Exercise goal:
Each line of the data that includes the string "asleep" is to be copied out.

:::

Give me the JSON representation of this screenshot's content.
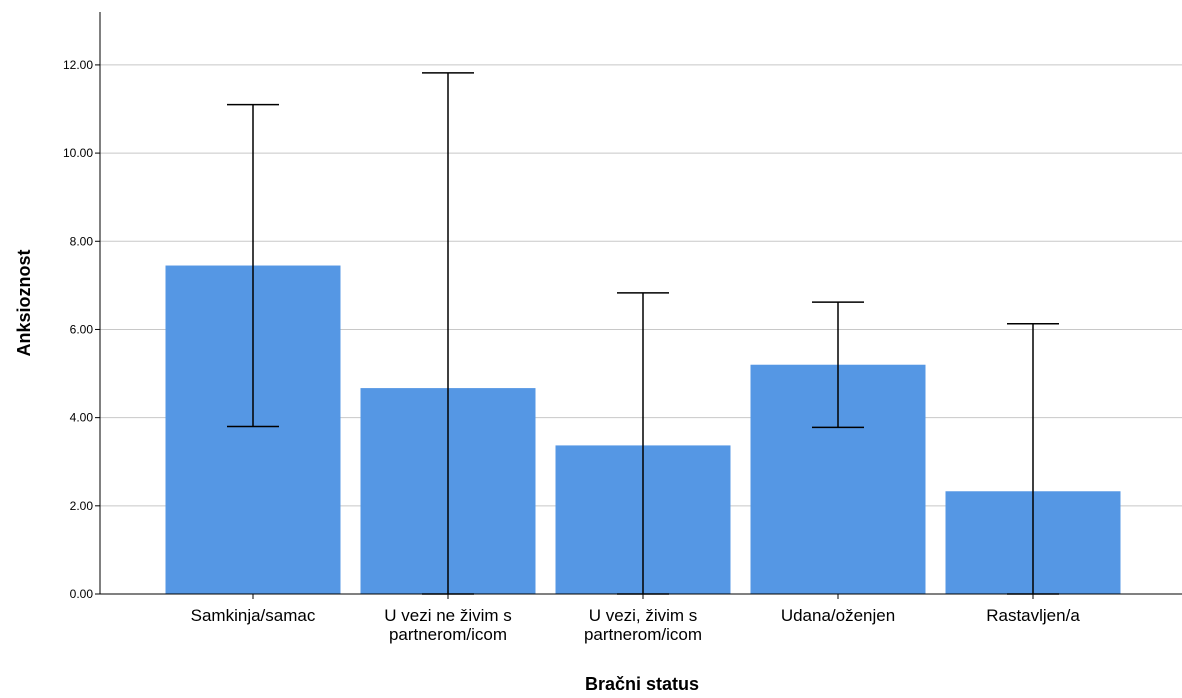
{
  "chart_data": {
    "type": "bar",
    "xlabel": "Bračni status",
    "ylabel": "Anksioznost",
    "categories": [
      [
        "Samkinja/samac"
      ],
      [
        "U vezi ne živim s",
        "partnerom/icom"
      ],
      [
        "U vezi, živim s",
        "partnerom/icom"
      ],
      [
        "Udana/oženjen"
      ],
      [
        "Rastavljen/a"
      ]
    ],
    "values": [
      7.45,
      4.67,
      3.37,
      5.2,
      2.33
    ],
    "error_low": [
      3.8,
      0.0,
      0.0,
      3.78,
      0.0
    ],
    "error_high": [
      11.1,
      11.82,
      6.83,
      6.62,
      6.13
    ],
    "ylim": [
      0,
      13.2
    ],
    "yticks": [
      0,
      2,
      4,
      6,
      8,
      10,
      12
    ],
    "ytick_labels": [
      "0.00",
      "2.00",
      "4.00",
      "6.00",
      "8.00",
      "10.00",
      "12.00"
    ],
    "grid": true,
    "bar_color": "#5597e4",
    "gridline_color": "#c8c8c8"
  }
}
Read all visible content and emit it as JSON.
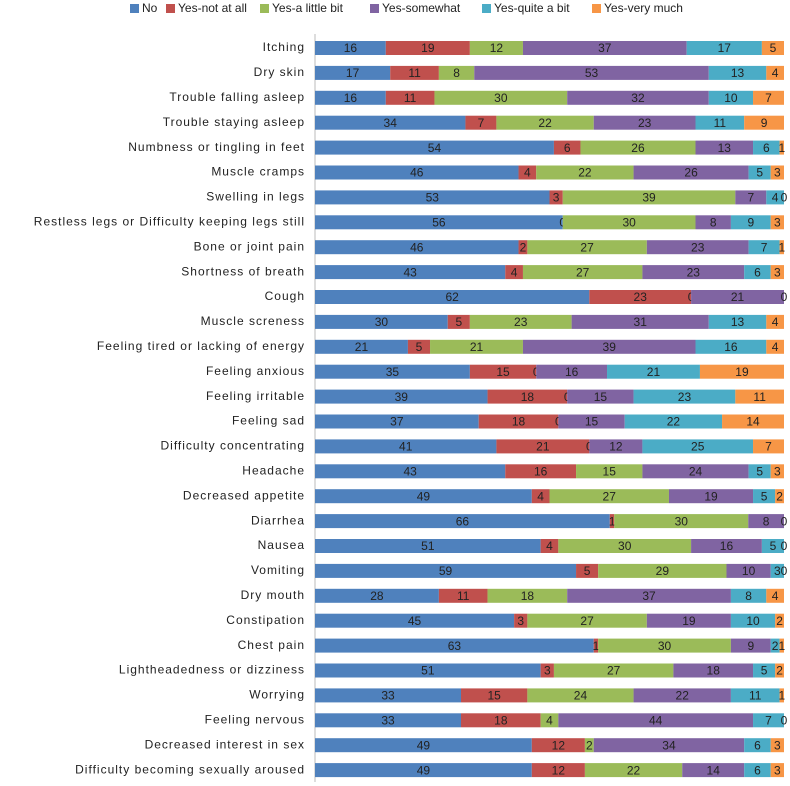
{
  "chart_data": {
    "type": "stacked-bar-100",
    "orientation": "horizontal",
    "categories": [
      "Itching",
      "Dry skin",
      "Trouble falling asleep",
      "Trouble staying asleep",
      "Numbness or tingling in feet",
      "Muscle cramps",
      "Swelling in legs",
      "Restless legs or Difficulty keeping legs still",
      "Bone or joint pain",
      "Shortness of breath",
      "Cough",
      "Muscle screness",
      "Feeling tired or lacking of energy",
      "Feeling anxious",
      "Feeling irritable",
      "Feeling sad",
      "Difficulty concentrating",
      "Headache",
      "Decreased appetite",
      "Diarrhea",
      "Nausea",
      "Vomiting",
      "Dry mouth",
      "Constipation",
      "Chest pain",
      "Lightheadedness or dizziness",
      "Worrying",
      "Feeling nervous",
      "Decreased interest in sex",
      "Difficulty becoming sexually aroused"
    ],
    "series": [
      {
        "name": "No",
        "color": "#4f81bd",
        "values": [
          16,
          17,
          16,
          34,
          54,
          46,
          53,
          56,
          46,
          43,
          62,
          30,
          21,
          35,
          39,
          37,
          41,
          43,
          49,
          66,
          51,
          59,
          28,
          45,
          63,
          51,
          33,
          33,
          49,
          49
        ]
      },
      {
        "name": "Yes-not at all",
        "color": "#c0504d",
        "values": [
          19,
          11,
          11,
          7,
          6,
          4,
          3,
          0,
          2,
          4,
          23,
          5,
          5,
          15,
          18,
          18,
          21,
          16,
          4,
          1,
          4,
          5,
          11,
          3,
          1,
          3,
          15,
          18,
          12,
          12
        ]
      },
      {
        "name": "Yes-a little bit",
        "color": "#9bbb59",
        "values": [
          12,
          8,
          30,
          22,
          26,
          22,
          39,
          30,
          27,
          27,
          0,
          23,
          21,
          0,
          0,
          0,
          0,
          15,
          27,
          30,
          30,
          29,
          18,
          27,
          30,
          27,
          24,
          4,
          2,
          22
        ]
      },
      {
        "name": "Yes-somewhat",
        "color": "#8064a2",
        "values": [
          37,
          53,
          32,
          23,
          13,
          26,
          7,
          8,
          23,
          23,
          21,
          31,
          39,
          16,
          15,
          15,
          12,
          24,
          19,
          8,
          16,
          10,
          37,
          19,
          9,
          18,
          22,
          44,
          34,
          14
        ]
      },
      {
        "name": "Yes-quite a bit",
        "color": "#4bacc6",
        "values": [
          17,
          13,
          10,
          11,
          6,
          5,
          4,
          9,
          7,
          6,
          0,
          13,
          16,
          21,
          23,
          22,
          25,
          5,
          5,
          0,
          5,
          3,
          8,
          10,
          2,
          5,
          11,
          7,
          6,
          6
        ]
      },
      {
        "name": "Yes-very much",
        "color": "#f79646",
        "values": [
          5,
          4,
          7,
          9,
          1,
          3,
          0,
          3,
          1,
          3,
          null,
          4,
          4,
          19,
          11,
          14,
          7,
          3,
          2,
          null,
          0,
          0,
          4,
          2,
          1,
          2,
          1,
          0,
          3,
          3
        ]
      }
    ]
  }
}
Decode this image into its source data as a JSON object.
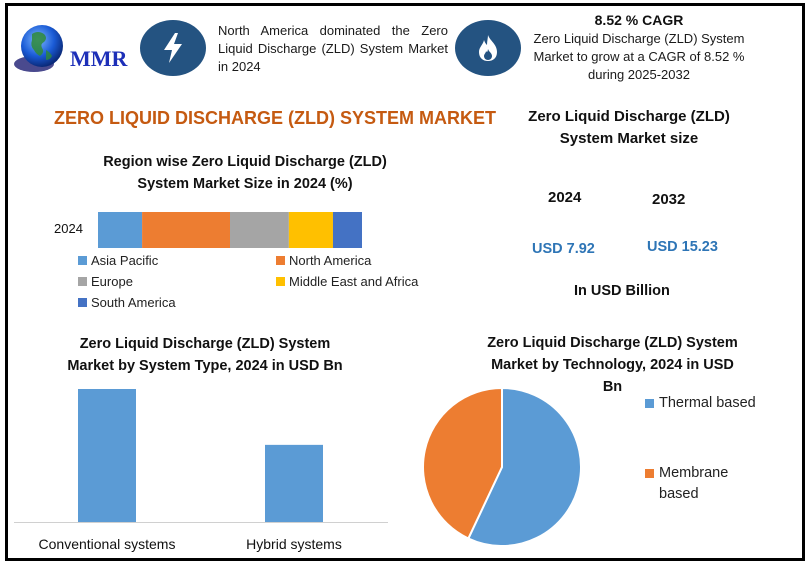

:::

Completed exercise:
      "Trouble falling asleep",
      "Trouble staying asleep",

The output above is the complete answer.